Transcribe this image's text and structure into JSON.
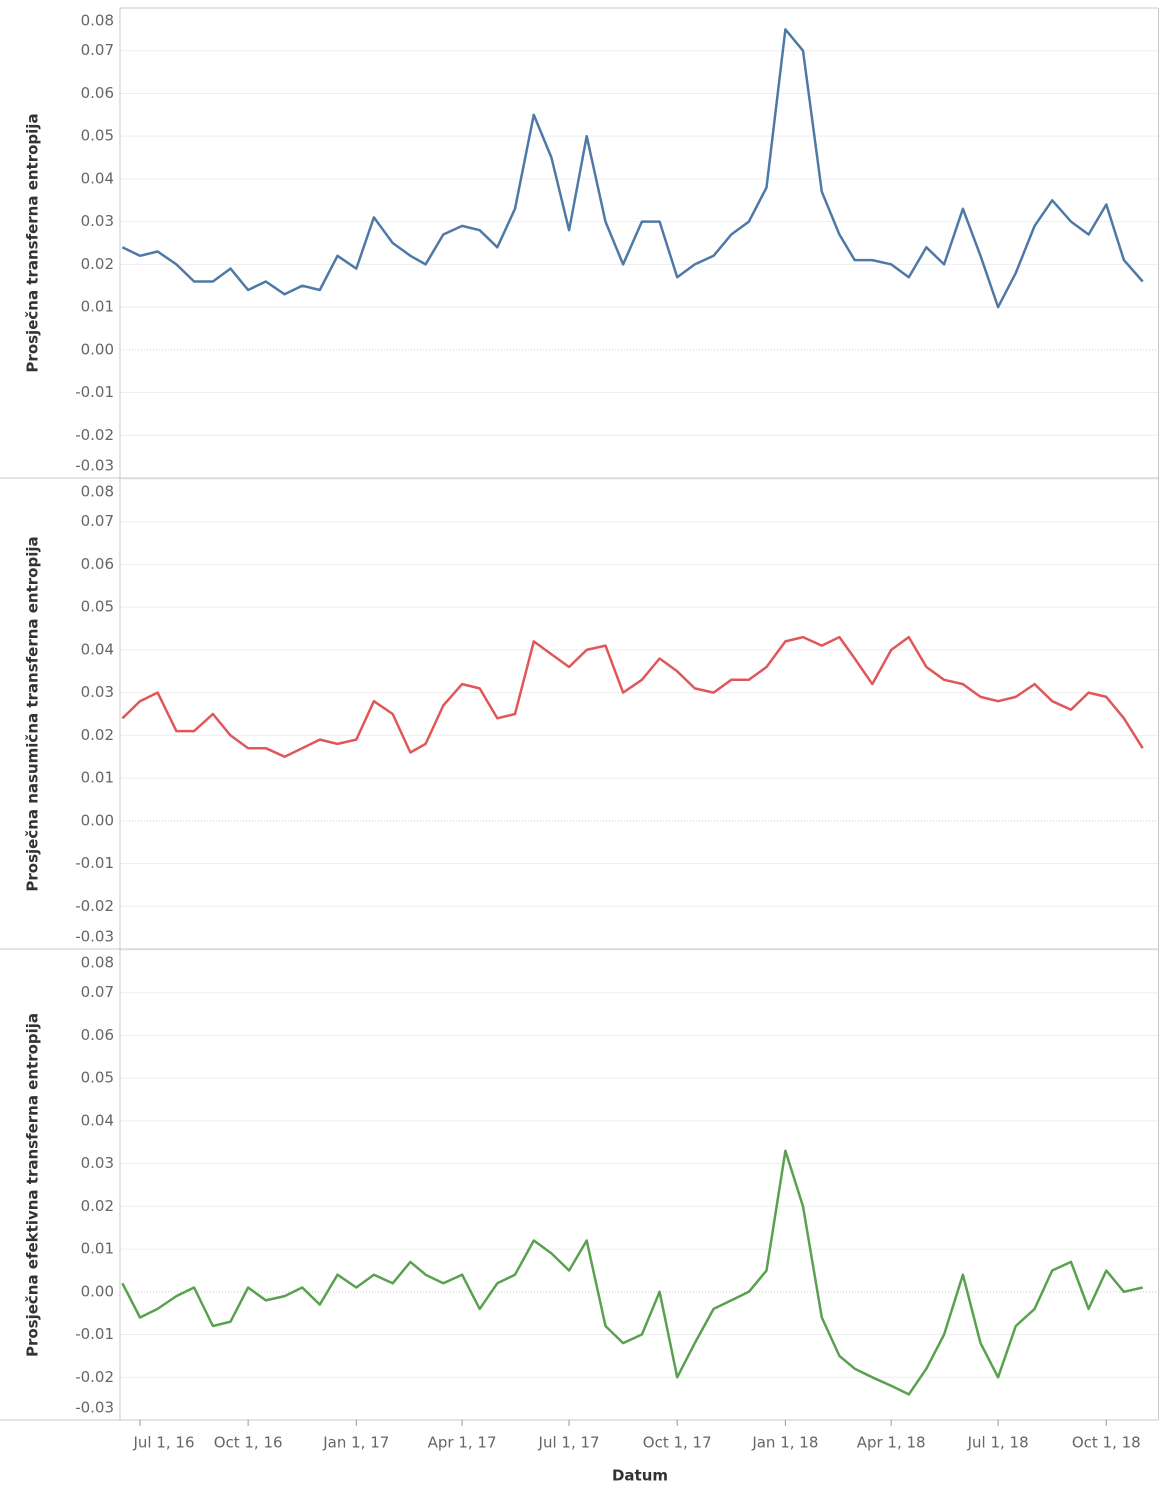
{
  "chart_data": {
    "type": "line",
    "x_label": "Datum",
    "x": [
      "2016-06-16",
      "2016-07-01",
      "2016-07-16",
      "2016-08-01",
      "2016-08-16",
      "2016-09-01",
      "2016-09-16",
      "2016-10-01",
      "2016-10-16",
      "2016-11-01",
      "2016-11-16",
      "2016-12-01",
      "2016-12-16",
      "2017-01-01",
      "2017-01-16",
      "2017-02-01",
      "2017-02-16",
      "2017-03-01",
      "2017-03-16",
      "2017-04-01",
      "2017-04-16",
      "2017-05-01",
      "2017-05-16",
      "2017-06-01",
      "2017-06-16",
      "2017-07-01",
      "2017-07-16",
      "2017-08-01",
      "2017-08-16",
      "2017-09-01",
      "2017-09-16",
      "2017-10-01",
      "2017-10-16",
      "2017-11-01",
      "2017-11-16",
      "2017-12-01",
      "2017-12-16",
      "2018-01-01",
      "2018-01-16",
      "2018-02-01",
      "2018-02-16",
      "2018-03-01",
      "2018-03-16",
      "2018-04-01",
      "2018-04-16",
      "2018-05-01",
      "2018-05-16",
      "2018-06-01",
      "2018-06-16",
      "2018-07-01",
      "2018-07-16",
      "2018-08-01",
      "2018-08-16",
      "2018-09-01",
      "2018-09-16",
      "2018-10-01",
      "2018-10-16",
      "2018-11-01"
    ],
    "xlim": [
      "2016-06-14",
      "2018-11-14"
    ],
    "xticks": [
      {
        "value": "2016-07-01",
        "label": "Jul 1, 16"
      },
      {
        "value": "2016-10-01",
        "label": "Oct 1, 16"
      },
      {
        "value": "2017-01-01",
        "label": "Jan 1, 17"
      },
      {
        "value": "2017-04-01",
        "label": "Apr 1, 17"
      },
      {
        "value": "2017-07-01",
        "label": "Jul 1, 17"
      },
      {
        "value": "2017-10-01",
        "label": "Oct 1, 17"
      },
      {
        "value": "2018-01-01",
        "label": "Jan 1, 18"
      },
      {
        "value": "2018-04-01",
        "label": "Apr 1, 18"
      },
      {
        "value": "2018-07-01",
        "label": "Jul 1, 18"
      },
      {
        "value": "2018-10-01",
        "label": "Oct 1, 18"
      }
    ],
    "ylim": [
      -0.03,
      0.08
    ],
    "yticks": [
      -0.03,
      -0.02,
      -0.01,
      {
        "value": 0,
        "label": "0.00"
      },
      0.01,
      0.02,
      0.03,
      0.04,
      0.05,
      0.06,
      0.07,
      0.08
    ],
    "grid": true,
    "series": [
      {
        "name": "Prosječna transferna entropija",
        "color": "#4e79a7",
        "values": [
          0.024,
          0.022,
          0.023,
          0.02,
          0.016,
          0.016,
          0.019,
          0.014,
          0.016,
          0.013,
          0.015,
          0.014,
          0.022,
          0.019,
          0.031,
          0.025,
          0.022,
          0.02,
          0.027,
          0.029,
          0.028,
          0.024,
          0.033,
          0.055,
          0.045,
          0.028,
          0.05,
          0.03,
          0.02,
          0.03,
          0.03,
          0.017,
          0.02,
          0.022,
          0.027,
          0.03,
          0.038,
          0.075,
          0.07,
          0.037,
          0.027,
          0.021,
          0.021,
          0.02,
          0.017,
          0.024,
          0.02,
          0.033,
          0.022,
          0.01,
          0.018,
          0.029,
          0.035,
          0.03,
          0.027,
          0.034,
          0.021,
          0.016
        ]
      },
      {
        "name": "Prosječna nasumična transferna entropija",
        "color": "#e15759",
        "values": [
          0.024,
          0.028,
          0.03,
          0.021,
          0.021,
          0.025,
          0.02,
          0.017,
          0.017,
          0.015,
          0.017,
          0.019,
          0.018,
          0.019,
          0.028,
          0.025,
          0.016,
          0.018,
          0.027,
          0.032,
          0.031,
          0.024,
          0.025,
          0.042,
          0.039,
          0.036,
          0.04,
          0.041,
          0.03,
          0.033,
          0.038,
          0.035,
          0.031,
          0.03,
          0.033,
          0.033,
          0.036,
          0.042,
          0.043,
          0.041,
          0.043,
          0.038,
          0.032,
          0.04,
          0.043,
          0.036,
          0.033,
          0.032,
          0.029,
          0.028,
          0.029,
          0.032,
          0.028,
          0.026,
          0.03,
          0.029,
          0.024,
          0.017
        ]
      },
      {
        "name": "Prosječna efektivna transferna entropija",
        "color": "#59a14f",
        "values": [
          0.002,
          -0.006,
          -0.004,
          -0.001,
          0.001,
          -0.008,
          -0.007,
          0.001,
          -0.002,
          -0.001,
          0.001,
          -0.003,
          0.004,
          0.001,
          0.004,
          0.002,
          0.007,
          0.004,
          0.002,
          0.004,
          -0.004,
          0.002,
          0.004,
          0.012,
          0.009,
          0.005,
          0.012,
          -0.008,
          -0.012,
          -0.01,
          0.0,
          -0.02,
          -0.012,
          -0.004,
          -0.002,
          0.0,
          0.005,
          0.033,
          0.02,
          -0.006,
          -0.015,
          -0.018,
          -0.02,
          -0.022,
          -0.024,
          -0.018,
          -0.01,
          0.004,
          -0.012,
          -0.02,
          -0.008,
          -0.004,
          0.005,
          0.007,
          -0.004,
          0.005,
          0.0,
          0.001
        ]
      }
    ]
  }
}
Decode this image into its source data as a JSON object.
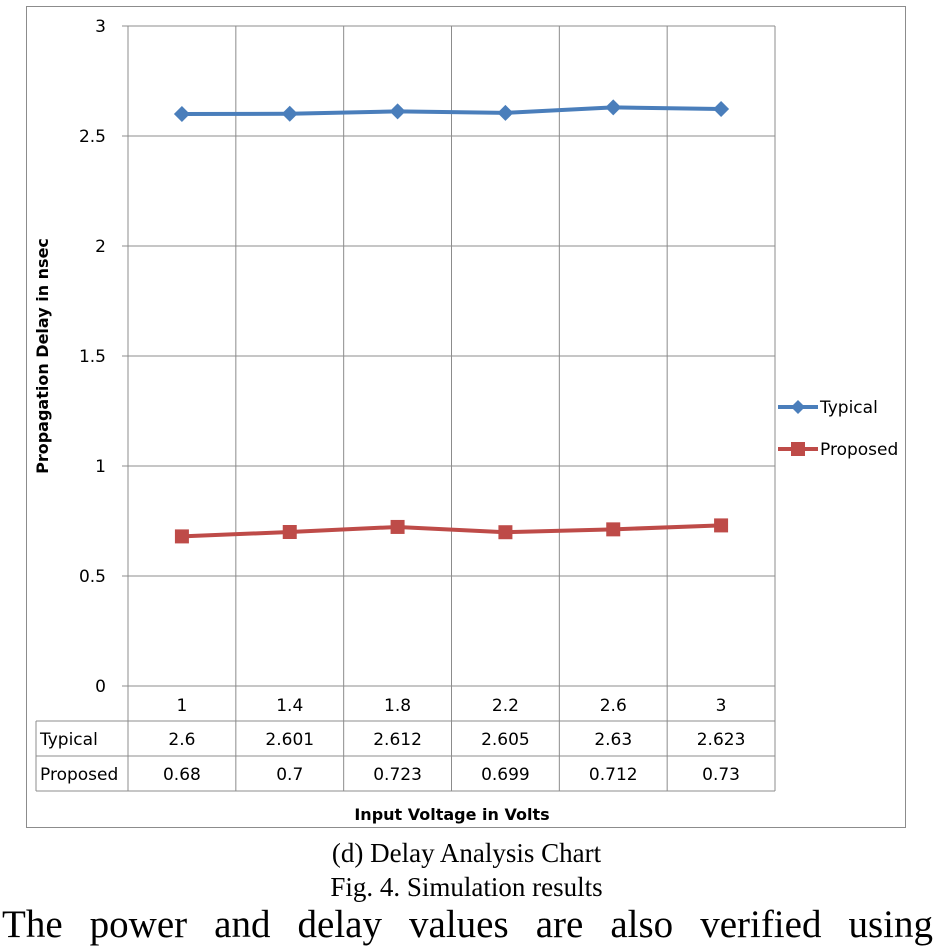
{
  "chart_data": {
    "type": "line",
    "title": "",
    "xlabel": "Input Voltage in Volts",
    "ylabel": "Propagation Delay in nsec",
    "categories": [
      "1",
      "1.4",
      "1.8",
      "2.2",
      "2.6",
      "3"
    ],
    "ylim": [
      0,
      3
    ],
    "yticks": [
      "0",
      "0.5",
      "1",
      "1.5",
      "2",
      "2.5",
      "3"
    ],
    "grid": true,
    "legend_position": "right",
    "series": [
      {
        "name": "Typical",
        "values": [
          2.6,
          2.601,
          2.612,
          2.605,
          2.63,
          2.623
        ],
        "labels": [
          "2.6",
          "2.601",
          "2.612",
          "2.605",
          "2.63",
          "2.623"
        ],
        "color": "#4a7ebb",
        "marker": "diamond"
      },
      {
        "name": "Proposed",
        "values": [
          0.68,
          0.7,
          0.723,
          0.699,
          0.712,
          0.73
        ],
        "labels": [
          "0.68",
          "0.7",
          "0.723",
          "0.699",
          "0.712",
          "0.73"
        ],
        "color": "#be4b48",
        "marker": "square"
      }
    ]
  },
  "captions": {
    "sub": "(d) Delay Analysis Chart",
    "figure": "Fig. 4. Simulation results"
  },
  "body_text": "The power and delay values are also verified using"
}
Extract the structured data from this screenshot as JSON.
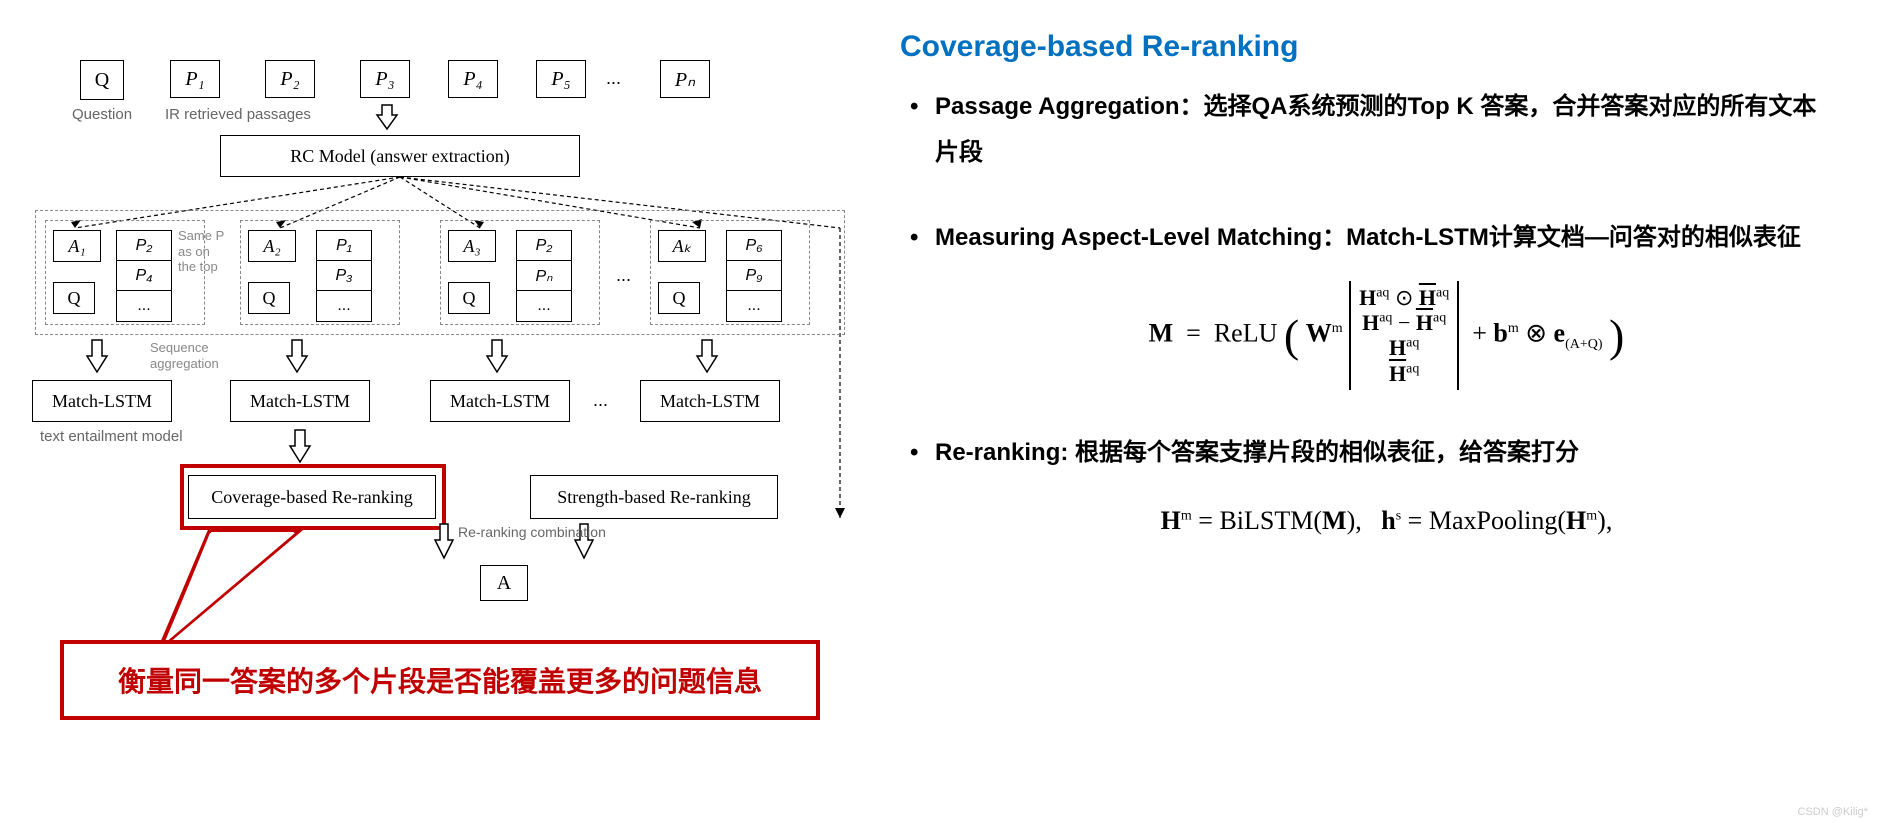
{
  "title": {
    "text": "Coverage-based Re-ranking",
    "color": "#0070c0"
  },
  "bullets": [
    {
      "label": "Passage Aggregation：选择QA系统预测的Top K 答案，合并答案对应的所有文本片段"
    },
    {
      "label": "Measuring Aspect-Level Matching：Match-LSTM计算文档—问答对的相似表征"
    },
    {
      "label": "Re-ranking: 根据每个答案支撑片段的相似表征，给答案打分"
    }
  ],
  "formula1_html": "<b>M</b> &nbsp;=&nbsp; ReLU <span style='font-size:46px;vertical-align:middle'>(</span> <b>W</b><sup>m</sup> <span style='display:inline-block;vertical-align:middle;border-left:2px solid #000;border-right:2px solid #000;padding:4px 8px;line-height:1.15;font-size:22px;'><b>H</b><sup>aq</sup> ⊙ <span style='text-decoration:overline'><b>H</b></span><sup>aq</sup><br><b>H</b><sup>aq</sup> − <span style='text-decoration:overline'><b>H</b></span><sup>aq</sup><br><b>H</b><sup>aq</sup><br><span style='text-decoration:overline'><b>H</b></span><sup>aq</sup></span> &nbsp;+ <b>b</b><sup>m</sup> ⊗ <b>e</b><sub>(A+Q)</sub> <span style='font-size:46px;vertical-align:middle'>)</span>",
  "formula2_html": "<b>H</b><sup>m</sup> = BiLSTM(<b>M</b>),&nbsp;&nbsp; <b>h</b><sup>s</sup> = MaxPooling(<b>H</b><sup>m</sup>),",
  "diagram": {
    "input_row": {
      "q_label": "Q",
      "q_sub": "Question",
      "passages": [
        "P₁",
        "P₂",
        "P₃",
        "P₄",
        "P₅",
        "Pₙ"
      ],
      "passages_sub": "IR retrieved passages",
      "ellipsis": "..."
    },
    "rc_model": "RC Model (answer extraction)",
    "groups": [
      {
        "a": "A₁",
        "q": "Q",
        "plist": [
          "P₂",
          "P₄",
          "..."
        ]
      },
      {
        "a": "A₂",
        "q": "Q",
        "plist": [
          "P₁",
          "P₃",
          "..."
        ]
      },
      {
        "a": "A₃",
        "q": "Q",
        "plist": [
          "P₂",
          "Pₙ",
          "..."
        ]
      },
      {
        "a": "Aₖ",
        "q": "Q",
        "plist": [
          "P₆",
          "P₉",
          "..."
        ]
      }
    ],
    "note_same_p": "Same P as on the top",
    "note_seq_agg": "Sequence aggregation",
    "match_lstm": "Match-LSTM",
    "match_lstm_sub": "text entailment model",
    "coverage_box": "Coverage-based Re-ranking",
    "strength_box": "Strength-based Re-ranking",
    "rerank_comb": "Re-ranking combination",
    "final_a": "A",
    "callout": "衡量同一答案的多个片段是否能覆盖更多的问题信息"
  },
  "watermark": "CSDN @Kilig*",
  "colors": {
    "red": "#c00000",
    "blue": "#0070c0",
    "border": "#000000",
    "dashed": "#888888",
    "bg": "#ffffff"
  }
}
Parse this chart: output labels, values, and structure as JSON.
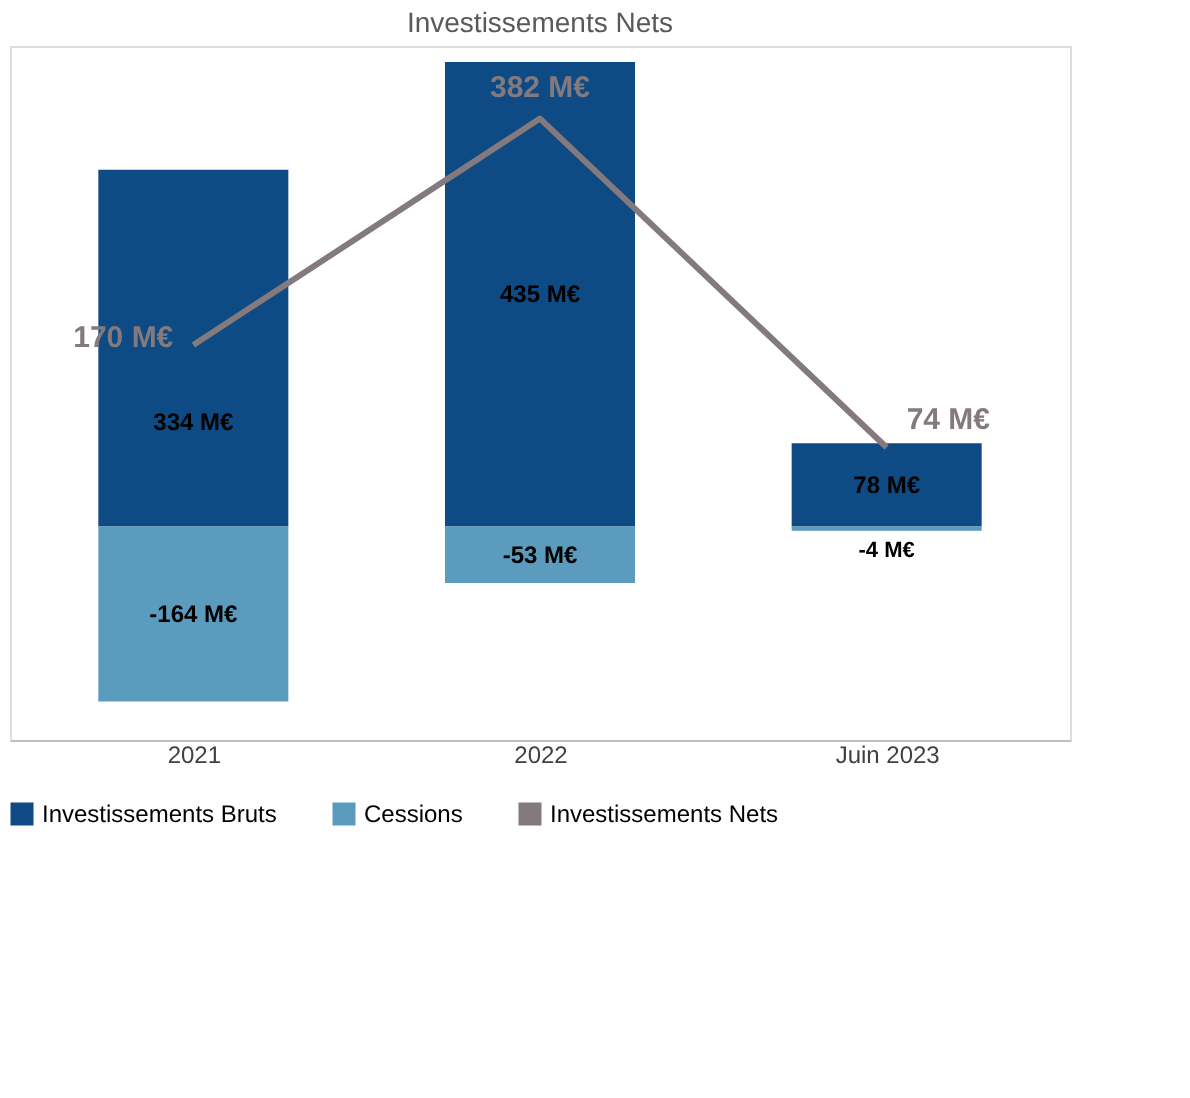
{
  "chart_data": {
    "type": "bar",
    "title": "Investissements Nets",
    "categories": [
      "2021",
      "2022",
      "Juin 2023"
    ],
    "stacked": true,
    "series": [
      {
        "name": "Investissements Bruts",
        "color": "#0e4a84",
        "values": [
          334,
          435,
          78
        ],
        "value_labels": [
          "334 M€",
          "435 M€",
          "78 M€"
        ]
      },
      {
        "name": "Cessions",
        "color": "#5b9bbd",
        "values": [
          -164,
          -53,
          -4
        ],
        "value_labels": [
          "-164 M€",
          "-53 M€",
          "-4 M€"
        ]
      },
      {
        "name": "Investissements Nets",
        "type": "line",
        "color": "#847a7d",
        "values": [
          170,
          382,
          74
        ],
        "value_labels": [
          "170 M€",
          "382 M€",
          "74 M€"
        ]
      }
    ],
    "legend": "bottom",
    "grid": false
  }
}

+++

TASK DESCRIPTION: In the records above, locate the lines holding the word "title". Copy each of them.

OUTPUT FOR THIS TASK:
    "title": "",
  "title": {
    "title": "Investissements Nets",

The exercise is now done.